— Begin Data shown —

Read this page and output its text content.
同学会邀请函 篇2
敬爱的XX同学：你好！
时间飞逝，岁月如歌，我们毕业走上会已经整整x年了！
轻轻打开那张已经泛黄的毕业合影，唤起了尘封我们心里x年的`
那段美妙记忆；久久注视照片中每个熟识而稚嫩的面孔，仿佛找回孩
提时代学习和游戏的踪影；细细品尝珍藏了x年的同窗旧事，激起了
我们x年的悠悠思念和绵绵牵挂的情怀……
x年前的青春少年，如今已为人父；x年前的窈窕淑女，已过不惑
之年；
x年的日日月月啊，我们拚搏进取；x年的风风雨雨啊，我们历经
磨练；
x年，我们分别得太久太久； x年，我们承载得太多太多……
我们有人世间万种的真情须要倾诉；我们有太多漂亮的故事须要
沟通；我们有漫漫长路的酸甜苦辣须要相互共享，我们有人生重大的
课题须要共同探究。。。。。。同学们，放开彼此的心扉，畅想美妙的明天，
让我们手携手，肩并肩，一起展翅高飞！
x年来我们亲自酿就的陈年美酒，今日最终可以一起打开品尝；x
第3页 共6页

— End Data shown —

**Job**:
Copy all of the data. Keep every word exactly as it is.

**Answer to the task**:
Read this page and output its text content.
同学会邀请函 篇2
敬爱的XX同学：你好！
时间飞逝，岁月如歌，我们毕业走上会已经整整x年了！
轻轻打开那张已经泛黄的毕业合影，唤起了尘封我们心里x年的`
那段美妙记忆；久久注视照片中每个熟识而稚嫩的面孔，仿佛找回孩
提时代学习和游戏的踪影；细细品尝珍藏了x年的同窗旧事，激起了
我们x年的悠悠思念和绵绵牵挂的情怀……
x年前的青春少年，如今已为人父；x年前的窈窕淑女，已过不惑
之年；
x年的日日月月啊，我们拚搏进取；x年的风风雨雨啊，我们历经
磨练；
x年，我们分别得太久太久； x年，我们承载得太多太多……
我们有人世间万种的真情须要倾诉；我们有太多漂亮的故事须要
沟通；我们有漫漫长路的酸甜苦辣须要相互共享，我们有人生重大的
课题须要共同探究。。。。。。同学们，放开彼此的心扉，畅想美妙的明天，
让我们手携手，肩并肩，一起展翅高飞！
x年来我们亲自酿就的陈年美酒，今日最终可以一起打开品尝；x
第3页 共6页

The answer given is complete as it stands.